> _À FAIRE_
Recopiez en entier le texte sur la résurrection, sans y changer un seul mot.

───── TEXTE FOURNI

La résurrection du Seigneur est l’évènement central de notre foi chrétienne. Depuis la révélation du Dieu unique à Moïse au Sinaï rien ne s’était passé de comparable à la venue du Fils de Dieu parmi nous, à sa vie, à sa mort et finalement à sa résurrection que nous célébrons aujourd’hui. Raison de plus pour mettre la Résurrection au centre de notre foi personnelle comme elle est déjà au centre de la foi de l’Eglise.
Raison de plus aussi pour bien comprendre ce qu’est la Résurrection. A l’heure où tant de syncrétismes plus ou moins conscients menacent le message évangélique, il ne faut pas que les chrétiens s’imaginent faussement que la résurrection est un retour à la vie. La résurrection n’est pas une réincarnation. La réincarnation flatterait notre envie folle de ne pas mourir. Cette envie que la plupart des êtres humains nourrissent secrètement. Ce n’est pas notre véritable espérance ! La résurrection de Jésus - et la nôtre par conséquent - ce n’est pas le reprise de ce corps et le retour à la vie que nous connaissons. Quel intérêt, mon Dieu ? Quel intérêt y aurait-il à reprendre cette vie et ses misères ?... Pour recommencer indéfiniment dans une condition peut-être encore pire ?... La résurrection, c’est l’entrée dans la gloire du Père pour une vie qui ne finit pas. Echappant désormais à la mort pour toujours. Libérée des conditions matérielles que nous connaissons. Transfigurée.

──────────
───── INFORMATIONS FOURNIES

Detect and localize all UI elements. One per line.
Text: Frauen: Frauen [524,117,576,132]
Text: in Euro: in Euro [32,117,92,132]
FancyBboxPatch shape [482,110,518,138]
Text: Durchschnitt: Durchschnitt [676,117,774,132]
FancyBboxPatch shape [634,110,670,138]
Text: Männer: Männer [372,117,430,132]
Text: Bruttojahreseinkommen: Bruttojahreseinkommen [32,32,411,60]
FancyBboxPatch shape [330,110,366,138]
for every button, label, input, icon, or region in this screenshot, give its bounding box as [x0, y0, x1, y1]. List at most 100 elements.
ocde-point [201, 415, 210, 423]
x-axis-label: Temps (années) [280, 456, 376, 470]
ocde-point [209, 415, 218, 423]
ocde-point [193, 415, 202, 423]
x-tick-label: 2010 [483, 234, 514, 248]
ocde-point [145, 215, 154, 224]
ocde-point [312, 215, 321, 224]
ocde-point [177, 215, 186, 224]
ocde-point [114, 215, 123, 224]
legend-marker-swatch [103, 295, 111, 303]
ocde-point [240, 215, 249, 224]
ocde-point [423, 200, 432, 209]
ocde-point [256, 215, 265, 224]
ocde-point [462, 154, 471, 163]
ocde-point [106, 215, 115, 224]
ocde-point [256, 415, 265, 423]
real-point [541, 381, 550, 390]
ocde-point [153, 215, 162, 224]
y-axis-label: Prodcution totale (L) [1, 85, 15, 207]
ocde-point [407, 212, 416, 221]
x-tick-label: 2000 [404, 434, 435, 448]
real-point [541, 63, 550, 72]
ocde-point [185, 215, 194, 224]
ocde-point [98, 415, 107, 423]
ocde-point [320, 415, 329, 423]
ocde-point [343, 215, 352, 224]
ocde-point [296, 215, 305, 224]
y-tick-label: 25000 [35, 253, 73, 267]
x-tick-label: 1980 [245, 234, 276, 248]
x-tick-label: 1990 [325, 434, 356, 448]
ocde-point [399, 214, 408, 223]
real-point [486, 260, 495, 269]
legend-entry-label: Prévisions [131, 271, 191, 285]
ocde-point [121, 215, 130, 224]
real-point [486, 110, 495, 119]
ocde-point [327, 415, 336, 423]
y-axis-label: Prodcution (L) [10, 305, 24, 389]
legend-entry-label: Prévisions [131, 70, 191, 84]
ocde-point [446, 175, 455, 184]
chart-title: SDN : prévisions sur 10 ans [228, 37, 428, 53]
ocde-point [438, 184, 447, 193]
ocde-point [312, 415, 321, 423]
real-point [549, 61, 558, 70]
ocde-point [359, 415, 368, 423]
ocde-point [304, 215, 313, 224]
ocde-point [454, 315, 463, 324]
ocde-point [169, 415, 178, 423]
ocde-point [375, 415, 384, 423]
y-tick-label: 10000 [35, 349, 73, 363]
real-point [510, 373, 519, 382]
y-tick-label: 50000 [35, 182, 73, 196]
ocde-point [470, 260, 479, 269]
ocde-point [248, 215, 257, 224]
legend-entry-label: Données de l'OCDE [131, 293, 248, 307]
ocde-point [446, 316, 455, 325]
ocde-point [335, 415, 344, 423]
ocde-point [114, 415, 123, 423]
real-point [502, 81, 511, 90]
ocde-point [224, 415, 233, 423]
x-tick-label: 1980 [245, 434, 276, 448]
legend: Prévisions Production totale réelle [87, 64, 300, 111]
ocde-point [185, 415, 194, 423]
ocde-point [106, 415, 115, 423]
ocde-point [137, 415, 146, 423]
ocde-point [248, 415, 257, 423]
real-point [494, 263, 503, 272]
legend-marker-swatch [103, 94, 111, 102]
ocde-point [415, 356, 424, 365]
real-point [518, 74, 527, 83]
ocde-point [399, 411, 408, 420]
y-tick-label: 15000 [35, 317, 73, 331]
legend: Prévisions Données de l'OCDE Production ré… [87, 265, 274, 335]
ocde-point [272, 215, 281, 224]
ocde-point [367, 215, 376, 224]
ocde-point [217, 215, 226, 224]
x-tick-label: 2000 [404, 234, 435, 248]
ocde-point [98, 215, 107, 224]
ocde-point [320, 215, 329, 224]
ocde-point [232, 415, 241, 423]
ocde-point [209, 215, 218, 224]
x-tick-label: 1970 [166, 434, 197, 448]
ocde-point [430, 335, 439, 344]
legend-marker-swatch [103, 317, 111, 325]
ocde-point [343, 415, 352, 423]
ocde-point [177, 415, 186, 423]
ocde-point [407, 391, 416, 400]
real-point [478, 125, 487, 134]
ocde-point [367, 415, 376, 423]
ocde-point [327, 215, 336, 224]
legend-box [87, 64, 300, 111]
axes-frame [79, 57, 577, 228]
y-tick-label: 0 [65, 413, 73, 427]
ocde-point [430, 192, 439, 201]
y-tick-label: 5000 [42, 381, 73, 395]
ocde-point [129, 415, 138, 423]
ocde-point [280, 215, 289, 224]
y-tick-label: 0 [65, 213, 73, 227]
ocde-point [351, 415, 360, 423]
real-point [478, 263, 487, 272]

──────────

> _RÉSULTAT DE L'EXERCICE_
La résurrection du Seigneur est l’évènement central de notre foi chrétienne. Depuis la révélation du Dieu unique à Moïse au Sinaï rien ne s’était passé de comparable à la venue du Fils de Dieu parmi nous, à sa vie, à sa mort et finalement à sa résurrection que nous célébrons aujourd’hui. Raison de plus pour mettre la Résurrection au centre de notre foi personnelle comme elle est déjà au centre de la foi de l’Eglise.
Raison de plus aussi pour bien comprendre ce qu’est la Résurrection. A l’heure où tant de syncrétismes plus ou moins conscients menacent le message évangélique, il ne faut pas que les chrétiens s’imaginent faussement que la résurrection est un retour à la vie. La résurrection n’est pas une réincarnation. La réincarnation flatterait notre envie folle de ne pas mourir. Cette envie que la plupart des êtres humains nourrissent secrètement. Ce n’est pas notre véritable espérance ! La résurrection de Jésus - et la nôtre par conséquent - ce n’est pas le reprise de ce corps et le retour à la vie que nous connaissons. Quel intérêt, mon Dieu ? Quel intérêt y aurait-il à reprendre cette vie et ses misères ?... Pour recommencer indéfiniment dans une condition peut-être encore pire ?... La résurrection, c’est l’entrée dans la gloire du Père pour une vie qui ne finit pas. Echappant désormais à la mort pour toujours. Libérée des conditions matérielles que nous connaissons. Transfigurée.